Items from a data source =>
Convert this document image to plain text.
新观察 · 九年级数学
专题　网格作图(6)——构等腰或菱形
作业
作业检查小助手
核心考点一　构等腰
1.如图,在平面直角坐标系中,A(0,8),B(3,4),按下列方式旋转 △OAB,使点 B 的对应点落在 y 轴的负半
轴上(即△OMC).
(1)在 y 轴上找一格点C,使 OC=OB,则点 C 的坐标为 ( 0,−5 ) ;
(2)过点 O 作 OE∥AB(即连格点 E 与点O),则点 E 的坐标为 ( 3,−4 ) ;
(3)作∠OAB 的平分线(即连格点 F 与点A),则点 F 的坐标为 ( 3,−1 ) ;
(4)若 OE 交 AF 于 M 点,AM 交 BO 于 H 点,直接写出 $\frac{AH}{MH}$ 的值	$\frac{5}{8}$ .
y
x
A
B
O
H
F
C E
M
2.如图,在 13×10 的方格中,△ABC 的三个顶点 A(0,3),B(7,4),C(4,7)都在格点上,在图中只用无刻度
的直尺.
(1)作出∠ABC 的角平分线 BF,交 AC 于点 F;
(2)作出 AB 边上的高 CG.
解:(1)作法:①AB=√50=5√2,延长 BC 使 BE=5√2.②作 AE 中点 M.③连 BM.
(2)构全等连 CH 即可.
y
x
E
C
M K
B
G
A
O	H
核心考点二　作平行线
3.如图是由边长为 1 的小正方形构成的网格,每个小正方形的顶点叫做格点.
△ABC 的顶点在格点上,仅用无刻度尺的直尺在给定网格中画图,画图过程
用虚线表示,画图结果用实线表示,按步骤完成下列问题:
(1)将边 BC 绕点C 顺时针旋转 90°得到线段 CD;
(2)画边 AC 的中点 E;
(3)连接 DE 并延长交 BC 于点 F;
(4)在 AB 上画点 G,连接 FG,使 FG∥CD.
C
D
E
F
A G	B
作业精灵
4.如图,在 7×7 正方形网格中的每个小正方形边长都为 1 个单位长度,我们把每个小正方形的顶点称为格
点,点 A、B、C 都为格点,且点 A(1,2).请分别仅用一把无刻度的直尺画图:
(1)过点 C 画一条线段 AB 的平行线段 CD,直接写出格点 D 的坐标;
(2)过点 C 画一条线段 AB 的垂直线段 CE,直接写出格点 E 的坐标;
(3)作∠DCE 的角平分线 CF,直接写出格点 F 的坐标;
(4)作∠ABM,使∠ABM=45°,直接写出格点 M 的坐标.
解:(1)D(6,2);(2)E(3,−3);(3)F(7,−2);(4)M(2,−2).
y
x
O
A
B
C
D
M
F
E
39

WHAT YOU NEED TO DO => Copy every line above in which the string "直接写出格点" shows up.

SOLUTION TO THE EXERCISE =>
(1)过点 C 画一条线段 AB 的平行线段 CD,直接写出格点 D 的坐标;
(2)过点 C 画一条线段 AB 的垂直线段 CE,直接写出格点 E 的坐标;
(3)作∠DCE 的角平分线 CF,直接写出格点 F 的坐标;
(4)作∠ABM,使∠ABM=45°,直接写出格点 M 的坐标.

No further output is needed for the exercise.